Start Provided material

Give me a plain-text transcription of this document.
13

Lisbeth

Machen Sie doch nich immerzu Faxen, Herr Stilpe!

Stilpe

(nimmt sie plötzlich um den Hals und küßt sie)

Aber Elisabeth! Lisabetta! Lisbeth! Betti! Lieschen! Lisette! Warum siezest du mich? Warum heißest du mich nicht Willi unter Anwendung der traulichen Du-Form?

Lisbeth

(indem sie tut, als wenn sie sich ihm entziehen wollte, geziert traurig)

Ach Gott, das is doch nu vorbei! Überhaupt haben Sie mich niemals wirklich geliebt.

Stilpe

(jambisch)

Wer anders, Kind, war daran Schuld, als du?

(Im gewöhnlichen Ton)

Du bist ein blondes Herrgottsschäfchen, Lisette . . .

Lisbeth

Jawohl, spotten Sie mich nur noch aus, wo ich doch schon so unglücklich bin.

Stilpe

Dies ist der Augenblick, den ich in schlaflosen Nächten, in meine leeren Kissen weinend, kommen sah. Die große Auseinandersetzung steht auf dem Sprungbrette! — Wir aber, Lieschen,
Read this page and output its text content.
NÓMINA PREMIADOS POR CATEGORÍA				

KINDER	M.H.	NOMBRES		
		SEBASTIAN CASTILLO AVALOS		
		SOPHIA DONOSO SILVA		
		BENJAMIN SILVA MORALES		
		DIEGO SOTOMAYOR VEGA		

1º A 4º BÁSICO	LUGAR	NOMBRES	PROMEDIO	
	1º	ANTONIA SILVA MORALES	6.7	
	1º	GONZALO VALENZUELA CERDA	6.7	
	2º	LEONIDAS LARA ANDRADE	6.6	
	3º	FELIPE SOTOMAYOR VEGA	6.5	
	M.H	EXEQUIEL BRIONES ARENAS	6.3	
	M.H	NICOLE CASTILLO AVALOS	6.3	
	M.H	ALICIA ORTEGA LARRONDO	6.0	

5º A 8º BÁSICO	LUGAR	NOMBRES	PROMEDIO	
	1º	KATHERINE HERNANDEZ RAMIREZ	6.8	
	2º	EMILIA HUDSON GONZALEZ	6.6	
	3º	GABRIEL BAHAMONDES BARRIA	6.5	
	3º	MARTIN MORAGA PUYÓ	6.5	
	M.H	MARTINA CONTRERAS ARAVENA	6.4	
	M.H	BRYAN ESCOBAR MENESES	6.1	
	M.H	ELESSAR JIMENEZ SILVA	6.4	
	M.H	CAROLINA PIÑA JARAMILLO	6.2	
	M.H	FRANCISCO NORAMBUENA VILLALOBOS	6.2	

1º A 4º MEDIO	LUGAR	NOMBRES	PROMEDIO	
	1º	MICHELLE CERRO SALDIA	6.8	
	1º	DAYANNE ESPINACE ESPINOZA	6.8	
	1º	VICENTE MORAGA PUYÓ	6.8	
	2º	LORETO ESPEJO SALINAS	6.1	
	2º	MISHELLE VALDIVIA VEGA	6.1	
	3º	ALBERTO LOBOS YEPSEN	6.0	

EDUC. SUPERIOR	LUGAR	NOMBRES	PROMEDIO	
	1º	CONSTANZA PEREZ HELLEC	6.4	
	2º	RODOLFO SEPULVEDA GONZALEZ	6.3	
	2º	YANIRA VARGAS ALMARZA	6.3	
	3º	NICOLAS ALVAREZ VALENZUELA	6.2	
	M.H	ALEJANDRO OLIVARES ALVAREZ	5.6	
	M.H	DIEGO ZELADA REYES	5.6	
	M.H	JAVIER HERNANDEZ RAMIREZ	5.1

End Provided material

■ Task statement:
Give back the whole listing, word for word.

■ Exercise response:
Give me a plain-text transcription of this document.
13

Lisbeth

Machen Sie doch nich immerzu Faxen, Herr Stilpe!

Stilpe

(nimmt sie plötzlich um den Hals und küßt sie)

Aber Elisabeth! Lisabetta! Lisbeth! Betti! Lieschen! Lisette! Warum siezest du mich? Warum heißest du mich nicht Willi unter Anwendung der traulichen Du-Form?

Lisbeth

(indem sie tut, als wenn sie sich ihm entziehen wollte, geziert traurig)

Ach Gott, das is doch nu vorbei! Überhaupt haben Sie mich niemals wirklich geliebt.

Stilpe

(jambisch)

Wer anders, Kind, war daran Schuld, als du?

(Im gewöhnlichen Ton)

Du bist ein blondes Herrgottsschäfchen, Lisette . . .

Lisbeth

Jawohl, spotten Sie mich nur noch aus, wo ich doch schon so unglücklich bin.

Stilpe

Dies ist der Augenblick, den ich in schlaflosen Nächten, in meine leeren Kissen weinend, kommen sah. Die große Auseinandersetzung steht auf dem Sprungbrette! — Wir aber, Lieschen,
Read this page and output its text content.
NÓMINA PREMIADOS POR CATEGORÍA				

KINDER	M.H.	NOMBRES		
		SEBASTIAN CASTILLO AVALOS		
		SOPHIA DONOSO SILVA		
		BENJAMIN SILVA MORALES		
		DIEGO SOTOMAYOR VEGA		

1º A 4º BÁSICO	LUGAR	NOMBRES	PROMEDIO	
	1º	ANTONIA SILVA MORALES	6.7	
	1º	GONZALO VALENZUELA CERDA	6.7	
	2º	LEONIDAS LARA ANDRADE	6.6	
	3º	FELIPE SOTOMAYOR VEGA	6.5	
	M.H	EXEQUIEL BRIONES ARENAS	6.3	
	M.H	NICOLE CASTILLO AVALOS	6.3	
	M.H	ALICIA ORTEGA LARRONDO	6.0	

5º A 8º BÁSICO	LUGAR	NOMBRES	PROMEDIO	
	1º	KATHERINE HERNANDEZ RAMIREZ	6.8	
	2º	EMILIA HUDSON GONZALEZ	6.6	
	3º	GABRIEL BAHAMONDES BARRIA	6.5	
	3º	MARTIN MORAGA PUYÓ	6.5	
	M.H	MARTINA CONTRERAS ARAVENA	6.4	
	M.H	BRYAN ESCOBAR MENESES	6.1	
	M.H	ELESSAR JIMENEZ SILVA	6.4	
	M.H	CAROLINA PIÑA JARAMILLO	6.2	
	M.H	FRANCISCO NORAMBUENA VILLALOBOS	6.2	

1º A 4º MEDIO	LUGAR	NOMBRES	PROMEDIO	
	1º	MICHELLE CERRO SALDIA	6.8	
	1º	DAYANNE ESPINACE ESPINOZA	6.8	
	1º	VICENTE MORAGA PUYÓ	6.8	
	2º	LORETO ESPEJO SALINAS	6.1	
	2º	MISHELLE VALDIVIA VEGA	6.1	
	3º	ALBERTO LOBOS YEPSEN	6.0	

EDUC. SUPERIOR	LUGAR	NOMBRES	PROMEDIO	
	1º	CONSTANZA PEREZ HELLEC	6.4	
	2º	RODOLFO SEPULVEDA GONZALEZ	6.3	
	2º	YANIRA VARGAS ALMARZA	6.3	
	3º	NICOLAS ALVAREZ VALENZUELA	6.2	
	M.H	ALEJANDRO OLIVARES ALVAREZ	5.6	
	M.H	DIEGO ZELADA REYES	5.6	
	M.H	JAVIER HERNANDEZ RAMIREZ	5.1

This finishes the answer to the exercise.